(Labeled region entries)
* start *

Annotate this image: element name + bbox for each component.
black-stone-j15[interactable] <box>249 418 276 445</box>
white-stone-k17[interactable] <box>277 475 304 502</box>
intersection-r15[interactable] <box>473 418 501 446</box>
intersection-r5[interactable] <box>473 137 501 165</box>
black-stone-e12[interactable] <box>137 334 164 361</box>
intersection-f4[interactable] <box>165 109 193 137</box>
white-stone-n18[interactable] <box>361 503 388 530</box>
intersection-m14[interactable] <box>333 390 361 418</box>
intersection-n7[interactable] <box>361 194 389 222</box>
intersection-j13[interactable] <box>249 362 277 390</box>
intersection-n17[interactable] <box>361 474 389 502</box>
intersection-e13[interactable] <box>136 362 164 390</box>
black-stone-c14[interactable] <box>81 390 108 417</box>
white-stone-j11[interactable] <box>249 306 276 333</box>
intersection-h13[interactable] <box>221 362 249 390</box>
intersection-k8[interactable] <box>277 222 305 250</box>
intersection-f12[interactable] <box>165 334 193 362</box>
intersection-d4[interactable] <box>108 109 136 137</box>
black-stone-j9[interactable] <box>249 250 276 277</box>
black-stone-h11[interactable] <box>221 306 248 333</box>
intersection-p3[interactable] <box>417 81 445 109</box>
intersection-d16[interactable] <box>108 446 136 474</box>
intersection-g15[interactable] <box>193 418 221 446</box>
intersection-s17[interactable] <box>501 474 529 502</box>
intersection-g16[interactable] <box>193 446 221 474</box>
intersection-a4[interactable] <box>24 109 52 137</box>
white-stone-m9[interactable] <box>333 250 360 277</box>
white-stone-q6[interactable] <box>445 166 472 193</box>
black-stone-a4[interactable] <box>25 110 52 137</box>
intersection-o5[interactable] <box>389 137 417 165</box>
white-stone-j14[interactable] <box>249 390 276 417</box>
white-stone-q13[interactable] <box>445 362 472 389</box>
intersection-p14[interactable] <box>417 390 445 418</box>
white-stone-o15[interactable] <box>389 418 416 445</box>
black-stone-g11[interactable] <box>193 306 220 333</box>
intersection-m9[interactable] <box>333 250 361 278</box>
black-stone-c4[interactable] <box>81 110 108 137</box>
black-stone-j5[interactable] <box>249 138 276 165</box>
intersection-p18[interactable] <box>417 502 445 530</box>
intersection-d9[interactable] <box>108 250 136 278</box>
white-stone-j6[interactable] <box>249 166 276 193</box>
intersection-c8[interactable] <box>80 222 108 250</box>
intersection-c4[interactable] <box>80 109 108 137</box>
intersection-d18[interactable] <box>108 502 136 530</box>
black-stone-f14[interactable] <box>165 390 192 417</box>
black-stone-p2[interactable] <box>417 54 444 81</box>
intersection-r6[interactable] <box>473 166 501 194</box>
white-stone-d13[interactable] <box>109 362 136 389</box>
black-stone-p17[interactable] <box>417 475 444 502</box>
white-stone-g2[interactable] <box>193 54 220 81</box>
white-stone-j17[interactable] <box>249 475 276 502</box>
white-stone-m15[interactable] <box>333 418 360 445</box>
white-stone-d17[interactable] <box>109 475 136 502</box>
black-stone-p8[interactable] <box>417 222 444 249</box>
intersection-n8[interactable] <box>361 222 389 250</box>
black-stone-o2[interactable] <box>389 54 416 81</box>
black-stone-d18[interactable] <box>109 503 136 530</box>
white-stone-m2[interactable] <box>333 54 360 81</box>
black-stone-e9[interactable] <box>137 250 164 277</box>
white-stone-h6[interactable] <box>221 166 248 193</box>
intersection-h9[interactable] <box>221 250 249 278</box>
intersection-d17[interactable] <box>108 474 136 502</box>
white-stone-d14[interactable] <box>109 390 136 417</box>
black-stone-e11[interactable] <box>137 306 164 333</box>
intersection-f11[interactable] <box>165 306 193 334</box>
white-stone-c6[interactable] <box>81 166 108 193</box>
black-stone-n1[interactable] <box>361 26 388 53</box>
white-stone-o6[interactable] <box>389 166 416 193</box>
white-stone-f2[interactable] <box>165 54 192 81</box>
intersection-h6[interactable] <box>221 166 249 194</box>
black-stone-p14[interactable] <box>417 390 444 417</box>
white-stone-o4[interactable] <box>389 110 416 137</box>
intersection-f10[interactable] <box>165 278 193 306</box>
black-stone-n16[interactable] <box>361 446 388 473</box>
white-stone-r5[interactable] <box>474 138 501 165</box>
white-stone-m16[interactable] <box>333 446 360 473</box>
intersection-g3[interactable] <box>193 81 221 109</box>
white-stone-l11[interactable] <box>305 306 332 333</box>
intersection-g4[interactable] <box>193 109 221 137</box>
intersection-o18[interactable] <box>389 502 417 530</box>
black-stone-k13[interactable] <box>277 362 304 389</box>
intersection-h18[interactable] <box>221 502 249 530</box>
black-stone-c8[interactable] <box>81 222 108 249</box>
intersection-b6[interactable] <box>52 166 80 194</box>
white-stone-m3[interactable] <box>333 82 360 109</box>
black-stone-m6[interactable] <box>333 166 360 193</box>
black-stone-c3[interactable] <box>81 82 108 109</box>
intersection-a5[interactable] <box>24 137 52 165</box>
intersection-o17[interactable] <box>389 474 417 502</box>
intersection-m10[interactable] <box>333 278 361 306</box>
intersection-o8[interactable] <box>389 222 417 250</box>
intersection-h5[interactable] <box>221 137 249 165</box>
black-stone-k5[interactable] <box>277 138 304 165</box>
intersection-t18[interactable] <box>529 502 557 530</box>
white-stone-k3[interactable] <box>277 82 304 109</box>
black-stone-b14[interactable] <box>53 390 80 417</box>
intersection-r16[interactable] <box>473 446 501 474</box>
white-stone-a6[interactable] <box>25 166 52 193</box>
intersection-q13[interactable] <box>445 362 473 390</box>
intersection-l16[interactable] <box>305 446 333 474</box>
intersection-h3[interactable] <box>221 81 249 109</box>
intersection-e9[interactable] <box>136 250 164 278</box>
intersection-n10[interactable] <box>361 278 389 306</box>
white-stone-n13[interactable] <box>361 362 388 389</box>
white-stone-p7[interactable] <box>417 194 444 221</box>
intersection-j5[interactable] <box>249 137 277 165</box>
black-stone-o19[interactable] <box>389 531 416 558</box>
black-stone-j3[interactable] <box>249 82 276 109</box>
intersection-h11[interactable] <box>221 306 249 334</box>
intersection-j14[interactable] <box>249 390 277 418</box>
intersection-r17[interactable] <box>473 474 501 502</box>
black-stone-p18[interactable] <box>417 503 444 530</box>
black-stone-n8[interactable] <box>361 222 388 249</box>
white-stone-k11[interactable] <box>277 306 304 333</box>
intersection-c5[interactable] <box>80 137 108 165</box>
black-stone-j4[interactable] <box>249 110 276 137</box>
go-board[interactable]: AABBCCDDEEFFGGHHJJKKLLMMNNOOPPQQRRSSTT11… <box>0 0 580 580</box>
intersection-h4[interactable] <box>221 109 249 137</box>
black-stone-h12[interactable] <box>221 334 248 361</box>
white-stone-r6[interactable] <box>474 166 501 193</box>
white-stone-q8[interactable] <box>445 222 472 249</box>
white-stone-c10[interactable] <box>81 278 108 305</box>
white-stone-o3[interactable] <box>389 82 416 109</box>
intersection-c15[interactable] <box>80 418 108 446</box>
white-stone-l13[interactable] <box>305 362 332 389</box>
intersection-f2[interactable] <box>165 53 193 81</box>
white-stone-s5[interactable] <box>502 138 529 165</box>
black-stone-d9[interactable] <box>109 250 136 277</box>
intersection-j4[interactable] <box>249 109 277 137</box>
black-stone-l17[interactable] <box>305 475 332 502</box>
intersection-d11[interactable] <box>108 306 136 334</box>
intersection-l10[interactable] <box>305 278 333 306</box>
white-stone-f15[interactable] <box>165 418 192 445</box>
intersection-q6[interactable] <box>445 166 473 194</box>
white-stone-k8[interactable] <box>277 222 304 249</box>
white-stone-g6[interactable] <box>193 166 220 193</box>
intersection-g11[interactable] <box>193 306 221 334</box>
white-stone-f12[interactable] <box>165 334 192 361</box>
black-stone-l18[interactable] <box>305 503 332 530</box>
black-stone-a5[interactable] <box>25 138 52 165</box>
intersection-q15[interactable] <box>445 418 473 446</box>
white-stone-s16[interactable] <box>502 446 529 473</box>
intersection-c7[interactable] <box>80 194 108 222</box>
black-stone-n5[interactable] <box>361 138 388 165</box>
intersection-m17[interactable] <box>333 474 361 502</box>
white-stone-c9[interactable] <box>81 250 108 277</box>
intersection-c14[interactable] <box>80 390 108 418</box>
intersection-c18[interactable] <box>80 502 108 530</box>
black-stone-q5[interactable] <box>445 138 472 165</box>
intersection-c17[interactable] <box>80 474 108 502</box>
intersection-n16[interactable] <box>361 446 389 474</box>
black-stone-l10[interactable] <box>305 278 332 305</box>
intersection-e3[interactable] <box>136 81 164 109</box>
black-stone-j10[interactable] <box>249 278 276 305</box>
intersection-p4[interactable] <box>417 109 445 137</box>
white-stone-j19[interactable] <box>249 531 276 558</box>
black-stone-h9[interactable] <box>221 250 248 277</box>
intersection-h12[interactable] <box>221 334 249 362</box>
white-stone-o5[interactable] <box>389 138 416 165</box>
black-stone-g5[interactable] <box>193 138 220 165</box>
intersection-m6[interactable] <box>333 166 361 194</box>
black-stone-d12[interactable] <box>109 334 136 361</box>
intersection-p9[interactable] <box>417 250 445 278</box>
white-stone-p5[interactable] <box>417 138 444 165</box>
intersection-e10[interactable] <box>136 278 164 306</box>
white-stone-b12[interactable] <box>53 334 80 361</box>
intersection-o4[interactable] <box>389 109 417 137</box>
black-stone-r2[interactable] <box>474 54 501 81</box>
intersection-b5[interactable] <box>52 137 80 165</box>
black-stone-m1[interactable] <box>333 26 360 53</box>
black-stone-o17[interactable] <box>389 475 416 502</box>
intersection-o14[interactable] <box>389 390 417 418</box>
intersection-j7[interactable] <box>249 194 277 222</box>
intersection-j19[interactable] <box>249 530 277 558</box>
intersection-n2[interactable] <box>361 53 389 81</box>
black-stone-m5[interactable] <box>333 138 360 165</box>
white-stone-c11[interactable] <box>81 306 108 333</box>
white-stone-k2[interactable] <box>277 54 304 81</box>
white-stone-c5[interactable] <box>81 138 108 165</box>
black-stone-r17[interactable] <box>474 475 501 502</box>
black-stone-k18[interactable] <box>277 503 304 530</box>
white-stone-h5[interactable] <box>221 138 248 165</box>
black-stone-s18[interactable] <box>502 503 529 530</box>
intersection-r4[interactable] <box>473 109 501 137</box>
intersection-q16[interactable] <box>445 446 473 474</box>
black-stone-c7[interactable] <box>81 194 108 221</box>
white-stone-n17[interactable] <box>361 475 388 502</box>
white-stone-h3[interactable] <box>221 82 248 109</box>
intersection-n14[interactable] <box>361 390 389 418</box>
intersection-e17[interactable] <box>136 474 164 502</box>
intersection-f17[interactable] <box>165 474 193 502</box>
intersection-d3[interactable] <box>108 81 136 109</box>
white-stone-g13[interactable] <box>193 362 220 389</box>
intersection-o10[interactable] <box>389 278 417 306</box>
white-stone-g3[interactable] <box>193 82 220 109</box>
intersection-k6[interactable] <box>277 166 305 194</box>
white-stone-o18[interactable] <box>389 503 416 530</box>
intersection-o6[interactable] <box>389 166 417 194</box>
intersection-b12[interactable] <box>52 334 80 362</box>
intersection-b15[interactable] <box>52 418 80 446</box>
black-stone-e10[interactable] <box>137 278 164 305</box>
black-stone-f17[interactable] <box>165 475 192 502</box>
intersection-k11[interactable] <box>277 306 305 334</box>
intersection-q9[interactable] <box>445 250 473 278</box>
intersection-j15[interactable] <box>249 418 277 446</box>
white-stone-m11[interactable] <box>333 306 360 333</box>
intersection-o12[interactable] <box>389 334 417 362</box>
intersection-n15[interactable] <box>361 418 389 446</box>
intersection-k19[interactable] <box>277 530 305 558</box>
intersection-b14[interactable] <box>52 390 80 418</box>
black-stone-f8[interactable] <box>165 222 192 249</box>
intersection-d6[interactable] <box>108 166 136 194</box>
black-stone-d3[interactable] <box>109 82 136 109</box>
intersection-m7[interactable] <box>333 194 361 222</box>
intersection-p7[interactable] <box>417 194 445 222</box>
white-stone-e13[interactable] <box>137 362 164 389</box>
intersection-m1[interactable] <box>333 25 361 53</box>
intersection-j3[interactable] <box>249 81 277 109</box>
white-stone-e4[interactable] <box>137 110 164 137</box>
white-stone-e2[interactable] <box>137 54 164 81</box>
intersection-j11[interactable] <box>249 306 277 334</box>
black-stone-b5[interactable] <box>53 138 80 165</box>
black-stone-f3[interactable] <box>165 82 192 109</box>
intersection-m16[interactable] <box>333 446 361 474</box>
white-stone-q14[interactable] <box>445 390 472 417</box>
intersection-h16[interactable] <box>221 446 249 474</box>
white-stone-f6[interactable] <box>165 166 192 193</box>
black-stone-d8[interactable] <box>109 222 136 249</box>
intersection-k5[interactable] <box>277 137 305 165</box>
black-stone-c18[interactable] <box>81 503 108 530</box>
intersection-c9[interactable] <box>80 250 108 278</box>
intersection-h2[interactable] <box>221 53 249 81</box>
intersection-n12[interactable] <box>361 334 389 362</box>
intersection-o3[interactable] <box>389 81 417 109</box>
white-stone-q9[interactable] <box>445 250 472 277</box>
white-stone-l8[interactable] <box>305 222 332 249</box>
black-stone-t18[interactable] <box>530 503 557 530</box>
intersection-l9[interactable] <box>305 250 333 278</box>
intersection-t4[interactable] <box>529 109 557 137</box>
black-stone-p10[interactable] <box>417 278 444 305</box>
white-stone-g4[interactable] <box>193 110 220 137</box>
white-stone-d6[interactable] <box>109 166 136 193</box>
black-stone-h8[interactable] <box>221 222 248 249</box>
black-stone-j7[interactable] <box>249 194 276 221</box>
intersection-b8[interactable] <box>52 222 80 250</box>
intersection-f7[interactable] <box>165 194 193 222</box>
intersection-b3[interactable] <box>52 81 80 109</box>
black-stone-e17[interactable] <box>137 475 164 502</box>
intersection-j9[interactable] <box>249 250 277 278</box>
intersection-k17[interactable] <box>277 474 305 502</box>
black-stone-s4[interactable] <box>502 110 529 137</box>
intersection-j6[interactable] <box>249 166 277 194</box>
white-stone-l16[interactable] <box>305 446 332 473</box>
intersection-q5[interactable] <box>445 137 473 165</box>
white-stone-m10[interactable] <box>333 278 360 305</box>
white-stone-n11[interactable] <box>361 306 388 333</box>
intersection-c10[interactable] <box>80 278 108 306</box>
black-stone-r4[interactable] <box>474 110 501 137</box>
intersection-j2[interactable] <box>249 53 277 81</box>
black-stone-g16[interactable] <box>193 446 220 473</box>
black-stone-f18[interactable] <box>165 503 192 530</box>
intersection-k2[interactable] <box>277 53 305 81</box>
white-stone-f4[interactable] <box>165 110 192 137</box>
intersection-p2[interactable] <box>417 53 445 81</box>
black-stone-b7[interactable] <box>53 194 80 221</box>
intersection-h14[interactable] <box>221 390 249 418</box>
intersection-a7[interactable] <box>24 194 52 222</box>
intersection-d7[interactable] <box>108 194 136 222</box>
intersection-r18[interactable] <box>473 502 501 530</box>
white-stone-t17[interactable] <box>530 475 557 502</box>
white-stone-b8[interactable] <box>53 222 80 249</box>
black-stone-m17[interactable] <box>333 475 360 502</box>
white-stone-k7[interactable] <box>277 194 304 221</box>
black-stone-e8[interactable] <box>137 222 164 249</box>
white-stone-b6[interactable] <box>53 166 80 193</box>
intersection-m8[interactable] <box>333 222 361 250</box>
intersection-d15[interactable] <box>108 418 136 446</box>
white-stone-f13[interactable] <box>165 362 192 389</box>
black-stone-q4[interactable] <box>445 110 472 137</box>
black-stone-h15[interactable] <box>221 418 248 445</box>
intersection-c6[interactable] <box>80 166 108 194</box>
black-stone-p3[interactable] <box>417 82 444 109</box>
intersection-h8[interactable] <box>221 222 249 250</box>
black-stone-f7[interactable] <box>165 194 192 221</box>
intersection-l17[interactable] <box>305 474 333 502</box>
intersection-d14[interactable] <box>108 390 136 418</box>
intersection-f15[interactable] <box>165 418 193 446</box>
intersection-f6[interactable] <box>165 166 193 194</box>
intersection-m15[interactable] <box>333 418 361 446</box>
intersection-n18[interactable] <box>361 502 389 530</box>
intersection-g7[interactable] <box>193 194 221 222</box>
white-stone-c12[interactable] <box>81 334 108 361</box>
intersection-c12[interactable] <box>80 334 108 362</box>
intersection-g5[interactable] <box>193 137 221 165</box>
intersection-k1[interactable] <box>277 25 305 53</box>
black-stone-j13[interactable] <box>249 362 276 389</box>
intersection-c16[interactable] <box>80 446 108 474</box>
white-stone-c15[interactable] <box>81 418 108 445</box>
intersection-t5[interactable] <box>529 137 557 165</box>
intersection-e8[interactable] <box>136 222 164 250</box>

* end *

- To be done
From the first line of the entries through the line containing "black-stone-e12[interactable] <box>137 334", reproduce the lines with "white-stone-k17" replaced by "black-stone-k17" and everything else left untouched.

- Full answer
Annotate this image: element name + bbox for each component.
black-stone-j15[interactable] <box>249 418 276 445</box>
black-stone-k17[interactable] <box>277 475 304 502</box>
intersection-r15[interactable] <box>473 418 501 446</box>
intersection-r5[interactable] <box>473 137 501 165</box>
black-stone-e12[interactable] <box>137 334 164 361</box>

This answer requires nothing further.